WORK REQUIRED: Where a line of the listing below includes the word "nårsregnskap", reproduce that line.

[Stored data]
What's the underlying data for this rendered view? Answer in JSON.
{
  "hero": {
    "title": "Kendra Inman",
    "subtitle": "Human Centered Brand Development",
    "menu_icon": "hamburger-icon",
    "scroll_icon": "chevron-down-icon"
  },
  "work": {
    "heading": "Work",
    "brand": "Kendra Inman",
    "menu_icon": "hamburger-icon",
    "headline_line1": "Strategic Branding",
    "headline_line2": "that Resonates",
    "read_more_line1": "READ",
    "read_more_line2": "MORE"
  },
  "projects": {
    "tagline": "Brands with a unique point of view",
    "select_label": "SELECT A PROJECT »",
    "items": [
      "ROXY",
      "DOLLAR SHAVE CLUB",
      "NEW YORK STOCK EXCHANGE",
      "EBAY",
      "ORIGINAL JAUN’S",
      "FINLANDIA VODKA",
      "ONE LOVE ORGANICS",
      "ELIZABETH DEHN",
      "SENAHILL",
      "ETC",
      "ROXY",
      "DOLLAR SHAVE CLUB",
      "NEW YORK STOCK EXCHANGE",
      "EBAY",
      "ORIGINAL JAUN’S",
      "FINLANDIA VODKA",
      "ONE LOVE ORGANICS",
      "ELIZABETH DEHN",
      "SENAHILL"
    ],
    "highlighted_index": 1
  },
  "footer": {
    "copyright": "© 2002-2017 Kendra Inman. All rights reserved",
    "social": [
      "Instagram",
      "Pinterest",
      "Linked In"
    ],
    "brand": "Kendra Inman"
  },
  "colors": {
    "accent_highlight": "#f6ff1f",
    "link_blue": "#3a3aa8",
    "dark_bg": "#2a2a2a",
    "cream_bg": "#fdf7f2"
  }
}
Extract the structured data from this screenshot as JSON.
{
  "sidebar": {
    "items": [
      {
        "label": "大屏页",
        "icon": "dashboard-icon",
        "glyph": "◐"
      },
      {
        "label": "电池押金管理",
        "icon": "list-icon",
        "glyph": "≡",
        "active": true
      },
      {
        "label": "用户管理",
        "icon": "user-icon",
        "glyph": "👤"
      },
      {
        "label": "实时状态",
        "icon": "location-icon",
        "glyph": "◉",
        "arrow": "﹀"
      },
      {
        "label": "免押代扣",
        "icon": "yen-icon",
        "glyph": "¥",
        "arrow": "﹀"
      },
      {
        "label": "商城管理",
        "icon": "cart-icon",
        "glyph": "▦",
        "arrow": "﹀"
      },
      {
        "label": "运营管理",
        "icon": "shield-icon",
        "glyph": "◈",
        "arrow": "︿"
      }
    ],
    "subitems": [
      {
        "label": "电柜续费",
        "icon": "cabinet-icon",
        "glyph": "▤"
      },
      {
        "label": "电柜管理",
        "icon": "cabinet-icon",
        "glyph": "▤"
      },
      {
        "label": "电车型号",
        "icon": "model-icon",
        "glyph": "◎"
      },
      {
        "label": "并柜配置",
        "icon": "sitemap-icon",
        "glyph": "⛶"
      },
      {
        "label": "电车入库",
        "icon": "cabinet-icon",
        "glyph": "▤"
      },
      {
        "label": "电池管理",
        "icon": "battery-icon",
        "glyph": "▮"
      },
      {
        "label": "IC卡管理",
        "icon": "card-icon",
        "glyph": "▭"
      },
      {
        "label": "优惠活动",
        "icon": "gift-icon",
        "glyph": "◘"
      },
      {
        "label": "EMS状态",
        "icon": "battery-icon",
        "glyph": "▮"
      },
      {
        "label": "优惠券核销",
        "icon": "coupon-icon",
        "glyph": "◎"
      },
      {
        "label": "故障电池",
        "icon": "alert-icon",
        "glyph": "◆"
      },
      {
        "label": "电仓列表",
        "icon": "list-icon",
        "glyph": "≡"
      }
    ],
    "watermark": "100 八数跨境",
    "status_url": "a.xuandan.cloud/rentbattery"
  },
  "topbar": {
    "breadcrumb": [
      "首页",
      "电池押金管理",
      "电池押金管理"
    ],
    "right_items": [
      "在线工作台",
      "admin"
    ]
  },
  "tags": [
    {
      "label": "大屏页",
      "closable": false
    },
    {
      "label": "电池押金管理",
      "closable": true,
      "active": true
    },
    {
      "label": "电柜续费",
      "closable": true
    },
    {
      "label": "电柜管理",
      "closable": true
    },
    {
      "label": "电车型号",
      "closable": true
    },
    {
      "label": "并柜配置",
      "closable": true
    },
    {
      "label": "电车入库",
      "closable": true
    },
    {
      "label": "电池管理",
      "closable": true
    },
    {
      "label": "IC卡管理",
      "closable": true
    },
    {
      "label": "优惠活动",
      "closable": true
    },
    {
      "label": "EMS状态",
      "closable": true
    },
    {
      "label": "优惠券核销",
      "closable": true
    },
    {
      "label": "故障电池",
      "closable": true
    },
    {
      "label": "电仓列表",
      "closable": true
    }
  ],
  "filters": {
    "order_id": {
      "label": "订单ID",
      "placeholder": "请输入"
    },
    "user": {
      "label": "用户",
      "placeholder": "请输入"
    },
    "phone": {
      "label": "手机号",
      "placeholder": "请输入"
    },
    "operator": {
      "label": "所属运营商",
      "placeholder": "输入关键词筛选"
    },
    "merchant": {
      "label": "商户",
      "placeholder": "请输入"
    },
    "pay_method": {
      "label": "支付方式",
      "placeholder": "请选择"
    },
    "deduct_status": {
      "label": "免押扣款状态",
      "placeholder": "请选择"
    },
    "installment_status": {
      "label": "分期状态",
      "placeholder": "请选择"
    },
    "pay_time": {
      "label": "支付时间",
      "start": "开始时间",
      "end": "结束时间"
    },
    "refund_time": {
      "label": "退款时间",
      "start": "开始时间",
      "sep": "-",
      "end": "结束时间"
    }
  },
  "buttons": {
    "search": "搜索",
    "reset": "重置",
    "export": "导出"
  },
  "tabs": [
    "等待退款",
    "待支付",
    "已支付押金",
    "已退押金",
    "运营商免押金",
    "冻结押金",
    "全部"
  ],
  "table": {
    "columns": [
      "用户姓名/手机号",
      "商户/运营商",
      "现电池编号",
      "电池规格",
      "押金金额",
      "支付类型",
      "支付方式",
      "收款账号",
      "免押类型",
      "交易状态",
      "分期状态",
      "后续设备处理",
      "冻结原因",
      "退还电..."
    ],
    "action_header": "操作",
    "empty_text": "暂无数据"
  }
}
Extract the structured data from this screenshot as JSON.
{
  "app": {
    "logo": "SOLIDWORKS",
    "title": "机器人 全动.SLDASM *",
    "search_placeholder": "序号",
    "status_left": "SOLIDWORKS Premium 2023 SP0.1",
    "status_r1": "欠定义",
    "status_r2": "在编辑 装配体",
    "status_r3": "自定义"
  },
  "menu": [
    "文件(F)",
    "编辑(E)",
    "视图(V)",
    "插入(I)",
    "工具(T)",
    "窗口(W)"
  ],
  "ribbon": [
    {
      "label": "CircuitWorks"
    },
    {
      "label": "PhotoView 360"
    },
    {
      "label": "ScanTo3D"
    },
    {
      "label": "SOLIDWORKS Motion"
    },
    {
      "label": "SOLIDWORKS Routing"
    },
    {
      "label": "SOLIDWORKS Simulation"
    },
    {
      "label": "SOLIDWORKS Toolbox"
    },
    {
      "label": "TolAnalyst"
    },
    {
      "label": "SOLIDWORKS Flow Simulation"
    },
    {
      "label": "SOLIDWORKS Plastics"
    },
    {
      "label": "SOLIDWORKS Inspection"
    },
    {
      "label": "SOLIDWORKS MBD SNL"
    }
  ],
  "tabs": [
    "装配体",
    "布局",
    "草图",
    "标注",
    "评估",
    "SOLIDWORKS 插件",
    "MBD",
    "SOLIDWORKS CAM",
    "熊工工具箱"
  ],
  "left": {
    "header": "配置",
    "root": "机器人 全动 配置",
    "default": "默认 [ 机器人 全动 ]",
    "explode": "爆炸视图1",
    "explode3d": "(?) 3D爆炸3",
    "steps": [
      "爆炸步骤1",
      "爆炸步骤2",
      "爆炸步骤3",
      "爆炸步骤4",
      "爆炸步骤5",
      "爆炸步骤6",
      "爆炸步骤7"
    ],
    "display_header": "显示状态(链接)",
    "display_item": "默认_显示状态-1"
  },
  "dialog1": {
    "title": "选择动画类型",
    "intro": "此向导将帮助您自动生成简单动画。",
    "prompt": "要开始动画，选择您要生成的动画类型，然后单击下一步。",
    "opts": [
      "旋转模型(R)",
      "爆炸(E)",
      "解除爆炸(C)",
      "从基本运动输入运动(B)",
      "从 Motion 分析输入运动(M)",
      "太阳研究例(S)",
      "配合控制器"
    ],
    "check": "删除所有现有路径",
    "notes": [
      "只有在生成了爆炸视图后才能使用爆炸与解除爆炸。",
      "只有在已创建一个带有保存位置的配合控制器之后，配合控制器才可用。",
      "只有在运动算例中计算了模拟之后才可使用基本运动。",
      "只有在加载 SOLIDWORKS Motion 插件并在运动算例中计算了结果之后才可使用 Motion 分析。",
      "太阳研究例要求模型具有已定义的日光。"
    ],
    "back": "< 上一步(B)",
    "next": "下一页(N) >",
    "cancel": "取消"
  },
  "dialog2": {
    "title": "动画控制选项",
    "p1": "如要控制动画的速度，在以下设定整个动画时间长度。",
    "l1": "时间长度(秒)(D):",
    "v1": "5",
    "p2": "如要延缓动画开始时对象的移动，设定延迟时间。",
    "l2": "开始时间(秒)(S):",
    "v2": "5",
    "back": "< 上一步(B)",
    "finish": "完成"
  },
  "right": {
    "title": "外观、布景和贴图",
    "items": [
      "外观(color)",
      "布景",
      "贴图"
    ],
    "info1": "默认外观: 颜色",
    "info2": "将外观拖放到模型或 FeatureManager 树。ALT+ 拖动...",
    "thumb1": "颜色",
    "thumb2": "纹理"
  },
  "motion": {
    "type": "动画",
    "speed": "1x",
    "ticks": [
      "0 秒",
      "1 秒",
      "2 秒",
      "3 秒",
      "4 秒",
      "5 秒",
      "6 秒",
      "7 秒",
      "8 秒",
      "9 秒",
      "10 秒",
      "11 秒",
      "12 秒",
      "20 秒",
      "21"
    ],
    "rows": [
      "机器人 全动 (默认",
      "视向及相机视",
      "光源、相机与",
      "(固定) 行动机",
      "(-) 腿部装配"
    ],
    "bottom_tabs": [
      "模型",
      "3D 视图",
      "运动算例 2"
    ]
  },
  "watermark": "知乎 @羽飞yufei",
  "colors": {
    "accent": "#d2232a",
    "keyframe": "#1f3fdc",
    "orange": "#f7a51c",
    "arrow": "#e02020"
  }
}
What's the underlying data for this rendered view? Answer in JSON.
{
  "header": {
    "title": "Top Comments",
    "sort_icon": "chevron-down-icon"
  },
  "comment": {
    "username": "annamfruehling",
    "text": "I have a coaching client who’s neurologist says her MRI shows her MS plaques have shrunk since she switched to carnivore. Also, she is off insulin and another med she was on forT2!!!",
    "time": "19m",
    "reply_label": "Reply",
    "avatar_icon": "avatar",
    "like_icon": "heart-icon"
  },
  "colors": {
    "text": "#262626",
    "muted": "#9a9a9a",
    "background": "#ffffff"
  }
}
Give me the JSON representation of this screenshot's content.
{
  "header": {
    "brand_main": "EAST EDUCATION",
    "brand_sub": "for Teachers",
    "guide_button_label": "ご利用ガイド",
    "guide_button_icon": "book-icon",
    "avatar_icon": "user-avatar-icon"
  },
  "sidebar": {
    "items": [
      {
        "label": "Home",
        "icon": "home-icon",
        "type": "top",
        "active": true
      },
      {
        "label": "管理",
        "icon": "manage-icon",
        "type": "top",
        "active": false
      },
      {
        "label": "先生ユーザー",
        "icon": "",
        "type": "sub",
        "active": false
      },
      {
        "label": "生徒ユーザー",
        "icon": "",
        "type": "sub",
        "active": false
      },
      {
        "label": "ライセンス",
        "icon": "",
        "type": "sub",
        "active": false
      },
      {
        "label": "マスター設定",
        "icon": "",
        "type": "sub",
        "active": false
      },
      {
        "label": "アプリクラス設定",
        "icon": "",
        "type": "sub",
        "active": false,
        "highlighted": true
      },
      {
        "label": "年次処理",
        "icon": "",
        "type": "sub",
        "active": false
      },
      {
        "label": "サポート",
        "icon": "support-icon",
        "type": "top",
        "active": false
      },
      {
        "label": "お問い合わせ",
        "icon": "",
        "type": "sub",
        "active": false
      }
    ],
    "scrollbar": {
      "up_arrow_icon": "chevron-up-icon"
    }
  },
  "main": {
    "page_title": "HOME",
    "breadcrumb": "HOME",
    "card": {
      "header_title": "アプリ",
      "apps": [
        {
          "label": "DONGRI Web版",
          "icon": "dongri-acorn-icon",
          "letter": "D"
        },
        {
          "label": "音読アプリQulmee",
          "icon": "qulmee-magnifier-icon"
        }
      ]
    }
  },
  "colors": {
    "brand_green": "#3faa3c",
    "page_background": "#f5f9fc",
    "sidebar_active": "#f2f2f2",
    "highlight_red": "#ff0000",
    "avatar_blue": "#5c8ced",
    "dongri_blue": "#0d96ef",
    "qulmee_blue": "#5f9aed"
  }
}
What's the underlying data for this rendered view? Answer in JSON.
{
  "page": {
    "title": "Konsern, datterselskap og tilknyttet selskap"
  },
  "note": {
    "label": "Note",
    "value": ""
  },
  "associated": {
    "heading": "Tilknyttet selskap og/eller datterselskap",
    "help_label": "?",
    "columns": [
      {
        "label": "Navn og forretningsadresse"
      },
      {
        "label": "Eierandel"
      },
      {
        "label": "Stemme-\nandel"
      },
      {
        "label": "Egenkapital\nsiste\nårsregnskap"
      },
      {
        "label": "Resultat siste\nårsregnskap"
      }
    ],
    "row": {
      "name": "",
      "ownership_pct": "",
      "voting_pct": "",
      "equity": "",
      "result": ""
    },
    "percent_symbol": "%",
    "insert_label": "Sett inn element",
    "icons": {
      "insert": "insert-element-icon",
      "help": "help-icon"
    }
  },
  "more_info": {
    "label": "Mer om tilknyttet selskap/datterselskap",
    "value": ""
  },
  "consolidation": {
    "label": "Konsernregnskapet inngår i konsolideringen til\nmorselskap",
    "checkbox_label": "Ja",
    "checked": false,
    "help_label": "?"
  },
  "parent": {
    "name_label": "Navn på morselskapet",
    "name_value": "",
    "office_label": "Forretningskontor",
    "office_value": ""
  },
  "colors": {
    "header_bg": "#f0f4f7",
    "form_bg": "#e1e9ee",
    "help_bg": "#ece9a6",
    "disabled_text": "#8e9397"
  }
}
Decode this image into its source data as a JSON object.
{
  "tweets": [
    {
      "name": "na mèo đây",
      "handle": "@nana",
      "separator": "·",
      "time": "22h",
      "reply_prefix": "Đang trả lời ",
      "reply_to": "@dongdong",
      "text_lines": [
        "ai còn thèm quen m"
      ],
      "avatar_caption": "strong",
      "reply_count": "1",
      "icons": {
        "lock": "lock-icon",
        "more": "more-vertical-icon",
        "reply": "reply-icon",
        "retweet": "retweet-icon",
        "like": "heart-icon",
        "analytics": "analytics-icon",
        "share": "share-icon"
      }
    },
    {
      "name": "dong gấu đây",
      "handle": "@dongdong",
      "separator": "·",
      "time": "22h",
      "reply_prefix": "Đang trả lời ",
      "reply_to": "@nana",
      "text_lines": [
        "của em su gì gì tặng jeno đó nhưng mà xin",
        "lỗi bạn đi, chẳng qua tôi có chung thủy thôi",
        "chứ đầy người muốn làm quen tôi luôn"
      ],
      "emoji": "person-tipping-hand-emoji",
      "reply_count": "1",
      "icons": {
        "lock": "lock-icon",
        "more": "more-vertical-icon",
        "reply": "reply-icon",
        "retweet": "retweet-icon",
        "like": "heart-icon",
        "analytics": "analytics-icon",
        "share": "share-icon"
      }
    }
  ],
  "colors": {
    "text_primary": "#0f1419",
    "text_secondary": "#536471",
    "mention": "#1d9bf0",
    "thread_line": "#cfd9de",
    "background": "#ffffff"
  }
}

SOLUTION FOR THIS EXERCISE:
        "label": "Egenkapital\nsiste\nårsregnskap"
        "label": "Resultat siste\nårsregnskap"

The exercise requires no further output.